(TASK DIRECTIONS)
In the material below, find all lines with the string "первичная" and copy them.
++++++
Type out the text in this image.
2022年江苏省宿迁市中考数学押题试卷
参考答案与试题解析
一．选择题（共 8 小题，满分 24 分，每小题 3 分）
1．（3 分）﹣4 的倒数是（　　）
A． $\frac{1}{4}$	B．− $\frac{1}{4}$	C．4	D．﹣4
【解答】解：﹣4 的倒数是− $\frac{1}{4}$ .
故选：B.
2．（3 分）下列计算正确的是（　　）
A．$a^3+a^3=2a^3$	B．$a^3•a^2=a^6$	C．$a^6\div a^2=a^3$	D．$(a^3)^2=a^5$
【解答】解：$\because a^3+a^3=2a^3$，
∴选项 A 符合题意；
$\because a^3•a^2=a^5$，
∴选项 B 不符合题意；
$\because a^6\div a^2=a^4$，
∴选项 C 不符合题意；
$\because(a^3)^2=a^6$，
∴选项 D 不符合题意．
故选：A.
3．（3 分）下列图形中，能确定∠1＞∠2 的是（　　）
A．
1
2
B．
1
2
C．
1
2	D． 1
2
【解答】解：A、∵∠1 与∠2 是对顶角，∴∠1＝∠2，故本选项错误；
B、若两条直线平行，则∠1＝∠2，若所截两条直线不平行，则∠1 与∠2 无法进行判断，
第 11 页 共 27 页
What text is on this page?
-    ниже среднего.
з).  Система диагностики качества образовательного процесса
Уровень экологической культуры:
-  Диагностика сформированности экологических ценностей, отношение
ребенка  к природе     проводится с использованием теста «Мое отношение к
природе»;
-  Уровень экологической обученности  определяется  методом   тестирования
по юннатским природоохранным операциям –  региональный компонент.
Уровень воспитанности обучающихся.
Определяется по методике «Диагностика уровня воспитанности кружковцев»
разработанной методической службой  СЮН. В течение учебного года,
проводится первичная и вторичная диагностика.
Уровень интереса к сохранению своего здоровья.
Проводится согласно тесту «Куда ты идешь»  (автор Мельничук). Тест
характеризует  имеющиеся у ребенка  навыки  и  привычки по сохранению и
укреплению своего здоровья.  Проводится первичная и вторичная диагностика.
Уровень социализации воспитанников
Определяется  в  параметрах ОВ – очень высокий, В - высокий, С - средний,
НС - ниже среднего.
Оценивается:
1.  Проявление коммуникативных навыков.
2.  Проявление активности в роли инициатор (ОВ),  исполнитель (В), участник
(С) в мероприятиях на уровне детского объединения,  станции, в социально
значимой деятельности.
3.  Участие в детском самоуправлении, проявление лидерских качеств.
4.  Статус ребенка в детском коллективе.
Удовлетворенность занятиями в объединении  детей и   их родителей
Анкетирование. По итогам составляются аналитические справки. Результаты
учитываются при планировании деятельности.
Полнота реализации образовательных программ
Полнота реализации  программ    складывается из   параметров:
++++++
(EXPECTED ANSWER)
проводится первичная и вторичная диагностика.
укреплению своего здоровья.  Проводится первичная и вторичная диагностика.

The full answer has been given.